• DIRECTIVE
Select every line containing the word "Vater" from the material, and copy those lines.

• DATA PROVIDED
______

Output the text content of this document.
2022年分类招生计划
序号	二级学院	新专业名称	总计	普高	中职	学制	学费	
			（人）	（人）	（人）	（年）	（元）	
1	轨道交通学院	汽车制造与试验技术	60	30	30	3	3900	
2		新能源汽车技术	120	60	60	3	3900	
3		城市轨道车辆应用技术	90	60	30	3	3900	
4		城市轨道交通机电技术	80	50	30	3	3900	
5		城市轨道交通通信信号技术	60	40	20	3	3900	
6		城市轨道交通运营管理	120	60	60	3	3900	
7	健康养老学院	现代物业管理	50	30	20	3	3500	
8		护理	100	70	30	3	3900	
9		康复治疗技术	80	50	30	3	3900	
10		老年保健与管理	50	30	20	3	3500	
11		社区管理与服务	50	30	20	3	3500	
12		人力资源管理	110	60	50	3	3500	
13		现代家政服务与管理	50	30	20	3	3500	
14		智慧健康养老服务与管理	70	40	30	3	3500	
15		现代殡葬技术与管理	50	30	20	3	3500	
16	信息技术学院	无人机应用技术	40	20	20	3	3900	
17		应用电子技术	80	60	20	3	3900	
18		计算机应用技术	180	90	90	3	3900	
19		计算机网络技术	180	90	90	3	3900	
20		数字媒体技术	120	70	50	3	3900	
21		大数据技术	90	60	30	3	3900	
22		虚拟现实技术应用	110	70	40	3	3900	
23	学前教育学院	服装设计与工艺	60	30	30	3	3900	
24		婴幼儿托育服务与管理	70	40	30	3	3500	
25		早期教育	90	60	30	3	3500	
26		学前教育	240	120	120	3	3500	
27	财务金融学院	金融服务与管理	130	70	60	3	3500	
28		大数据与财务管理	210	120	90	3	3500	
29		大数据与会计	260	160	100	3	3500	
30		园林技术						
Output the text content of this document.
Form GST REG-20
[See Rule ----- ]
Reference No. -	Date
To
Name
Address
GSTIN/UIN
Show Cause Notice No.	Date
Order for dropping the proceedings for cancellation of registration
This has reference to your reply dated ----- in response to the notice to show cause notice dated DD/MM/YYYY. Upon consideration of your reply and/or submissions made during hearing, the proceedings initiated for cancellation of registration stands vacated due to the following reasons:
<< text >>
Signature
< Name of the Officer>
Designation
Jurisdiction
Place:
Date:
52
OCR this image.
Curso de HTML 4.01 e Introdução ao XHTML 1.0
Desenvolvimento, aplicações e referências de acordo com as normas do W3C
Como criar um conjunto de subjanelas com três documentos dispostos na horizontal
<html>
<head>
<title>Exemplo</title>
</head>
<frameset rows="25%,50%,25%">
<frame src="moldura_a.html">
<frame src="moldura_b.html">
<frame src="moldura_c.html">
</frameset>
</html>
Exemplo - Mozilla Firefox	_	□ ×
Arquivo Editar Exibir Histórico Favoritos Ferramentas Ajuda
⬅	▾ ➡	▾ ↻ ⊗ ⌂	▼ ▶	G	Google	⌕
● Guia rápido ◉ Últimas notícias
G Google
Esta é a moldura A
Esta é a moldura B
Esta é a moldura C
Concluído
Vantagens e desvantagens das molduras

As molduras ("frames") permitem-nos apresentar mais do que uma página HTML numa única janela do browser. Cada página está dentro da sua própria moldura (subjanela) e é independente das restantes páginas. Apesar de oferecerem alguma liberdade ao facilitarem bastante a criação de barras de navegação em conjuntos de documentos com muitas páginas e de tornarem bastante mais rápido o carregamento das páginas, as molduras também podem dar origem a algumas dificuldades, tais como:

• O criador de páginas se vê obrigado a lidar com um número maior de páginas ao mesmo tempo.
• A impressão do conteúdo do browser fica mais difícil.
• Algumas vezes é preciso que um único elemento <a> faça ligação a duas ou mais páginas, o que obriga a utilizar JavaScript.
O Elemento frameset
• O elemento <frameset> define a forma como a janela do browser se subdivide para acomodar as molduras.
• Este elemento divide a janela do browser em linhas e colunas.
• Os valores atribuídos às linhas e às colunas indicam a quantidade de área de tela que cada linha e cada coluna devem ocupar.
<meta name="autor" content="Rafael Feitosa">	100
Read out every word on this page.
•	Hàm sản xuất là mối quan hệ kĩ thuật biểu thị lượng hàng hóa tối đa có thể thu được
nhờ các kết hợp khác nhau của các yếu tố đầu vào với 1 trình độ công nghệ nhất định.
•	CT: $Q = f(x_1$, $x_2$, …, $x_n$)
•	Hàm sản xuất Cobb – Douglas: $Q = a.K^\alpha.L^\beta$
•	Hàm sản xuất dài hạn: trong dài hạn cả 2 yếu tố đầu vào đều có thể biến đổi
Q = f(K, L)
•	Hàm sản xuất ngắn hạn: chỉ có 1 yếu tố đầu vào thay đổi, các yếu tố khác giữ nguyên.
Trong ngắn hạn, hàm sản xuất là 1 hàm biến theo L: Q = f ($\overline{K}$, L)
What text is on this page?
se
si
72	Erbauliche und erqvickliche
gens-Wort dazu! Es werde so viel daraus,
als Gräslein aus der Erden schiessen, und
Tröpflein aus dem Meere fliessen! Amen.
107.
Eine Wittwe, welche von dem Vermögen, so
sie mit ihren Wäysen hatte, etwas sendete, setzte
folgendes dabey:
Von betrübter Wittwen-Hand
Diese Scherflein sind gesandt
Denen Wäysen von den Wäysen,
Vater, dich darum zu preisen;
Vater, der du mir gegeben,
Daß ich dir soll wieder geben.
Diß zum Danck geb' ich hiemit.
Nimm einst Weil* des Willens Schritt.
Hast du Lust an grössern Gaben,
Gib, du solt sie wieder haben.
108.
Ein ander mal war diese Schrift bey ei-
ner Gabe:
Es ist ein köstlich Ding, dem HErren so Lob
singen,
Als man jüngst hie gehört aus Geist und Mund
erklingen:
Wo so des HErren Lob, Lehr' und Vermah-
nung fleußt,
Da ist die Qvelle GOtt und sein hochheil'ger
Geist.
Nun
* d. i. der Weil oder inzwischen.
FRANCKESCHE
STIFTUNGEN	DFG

______

• SOLUTION TO THIS TASK
Vater, dich darum zu preisen;
Vater, der du mir gegeben,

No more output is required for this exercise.